-- Begin INFORMATION GIVEN --
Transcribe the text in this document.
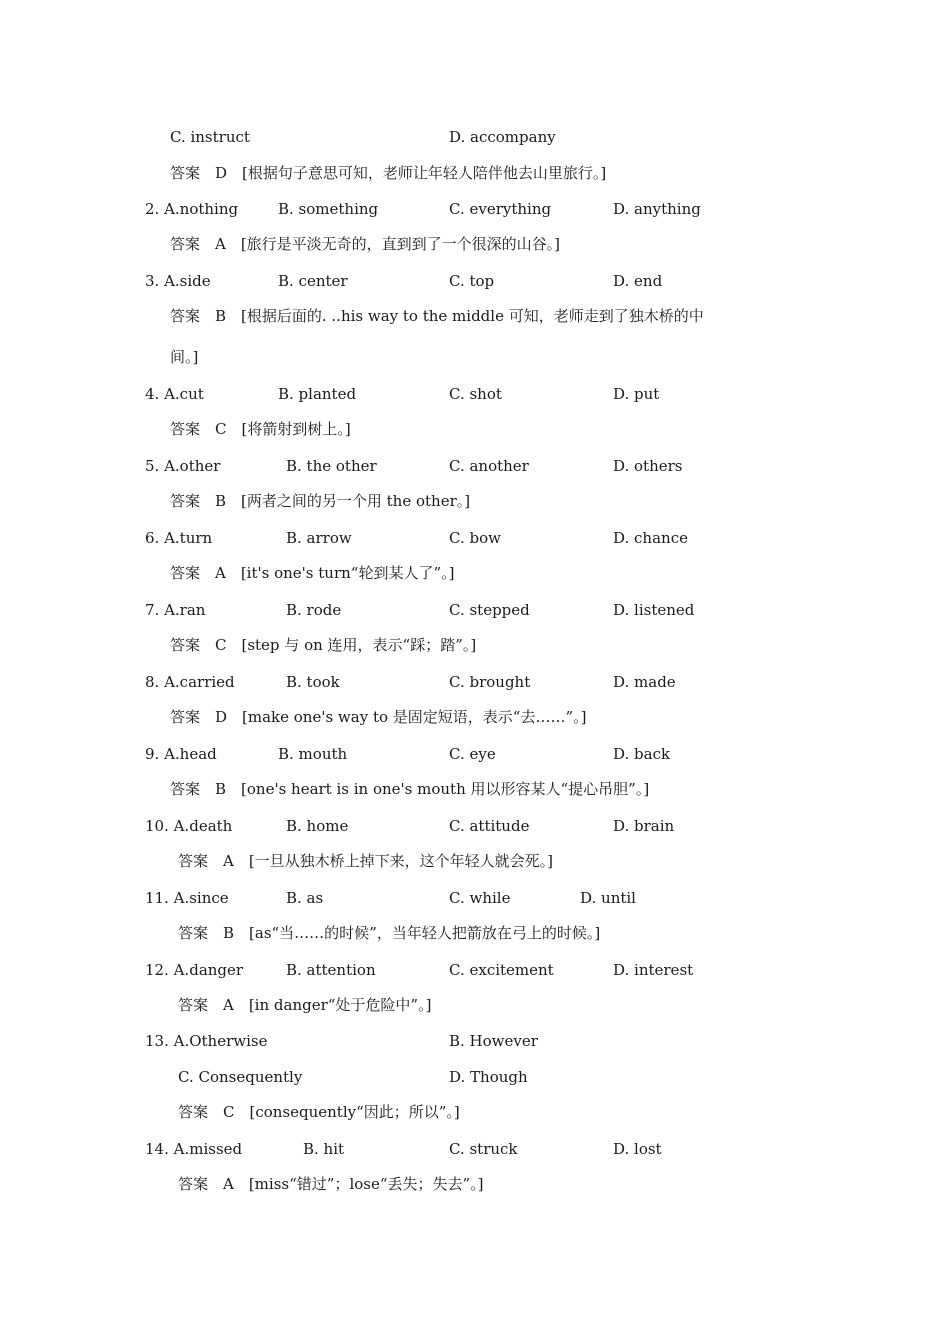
C. instruct	D. accompany
答案　D　[根据句子意思可知，老师让年轻人陪伴他去山里旅行。]
2. A.nothing	B. something	C. everything	D. anything
答案　A　[旅行是平淡无奇的，直到到了一个很深的山谷。]
3. A.side	B. center	C. top	D. end
答案　B　[根据后面的. ..his way to the middle 可知，老师走到了独木桥的中
间。]
4. A.cut	B. planted	C. shot	D. put
答案　C　[将箭射到树上。]
5. A.other	B. the other	C. another	D. others
答案　B　[两者之间的另一个用 the other。]
6. A.turn	B. arrow	C. bow	D. chance
答案　A　[it's one's turn“轮到某人了”。]
7. A.ran	B. rode	C. stepped	D. listened
答案　C　[step 与 on 连用，表示“踩；踏”。]
8. A.carried	B. took	C. brought	D. made
答案　D　[make one's way to 是固定短语，表示“去……”。]
9. A.head	B. mouth	C. eye	D. back
答案　B　[one's heart is in one's mouth 用以形容某人“提心吊胆”。]
10. A.death	B. home	C. attitude	D. brain
答案　A　[一旦从独木桥上掉下来，这个年轻人就会死。]
11. A.since	B. as	C. while	D. until
答案　B　[as“当……的时候”，当年轻人把箭放在弓上的时候。]
12. A.danger	B. attention	C. excitement	D. interest
答案　A　[in danger“处于危险中”。]
13. A.Otherwise	B. However
C. Consequently	D. Though
答案　C　[consequently“因此；所以”。]
14. A.missed	B. hit	C. struck	D. lost
答案　A　[miss“错过”；lose“丢失；失去”。]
-- End INFORMATION GIVEN --
**EXERCISE AIM**. Transcribe every entry above exactly. Omit all pictures.

**TASK ANSWER**.
Transcribe the text in this document.
C. instruct	D. accompany
答案　D　[根据句子意思可知，老师让年轻人陪伴他去山里旅行。]
2. A.nothing	B. something	C. everything	D. anything
答案　A　[旅行是平淡无奇的，直到到了一个很深的山谷。]
3. A.side	B. center	C. top	D. end
答案　B　[根据后面的. ..his way to the middle 可知，老师走到了独木桥的中
间。]
4. A.cut	B. planted	C. shot	D. put
答案　C　[将箭射到树上。]
5. A.other	B. the other	C. another	D. others
答案　B　[两者之间的另一个用 the other。]
6. A.turn	B. arrow	C. bow	D. chance
答案　A　[it's one's turn“轮到某人了”。]
7. A.ran	B. rode	C. stepped	D. listened
答案　C　[step 与 on 连用，表示“踩；踏”。]
8. A.carried	B. took	C. brought	D. made
答案　D　[make one's way to 是固定短语，表示“去……”。]
9. A.head	B. mouth	C. eye	D. back
答案　B　[one's heart is in one's mouth 用以形容某人“提心吊胆”。]
10. A.death	B. home	C. attitude	D. brain
答案　A　[一旦从独木桥上掉下来，这个年轻人就会死。]
11. A.since	B. as	C. while	D. until
答案　B　[as“当……的时候”，当年轻人把箭放在弓上的时候。]
12. A.danger	B. attention	C. excitement	D. interest
答案　A　[in danger“处于危险中”。]
13. A.Otherwise	B. However
C. Consequently	D. Though
答案　C　[consequently“因此；所以”。]
14. A.missed	B. hit	C. struck	D. lost
答案　A　[miss“错过”；lose“丢失；失去”。]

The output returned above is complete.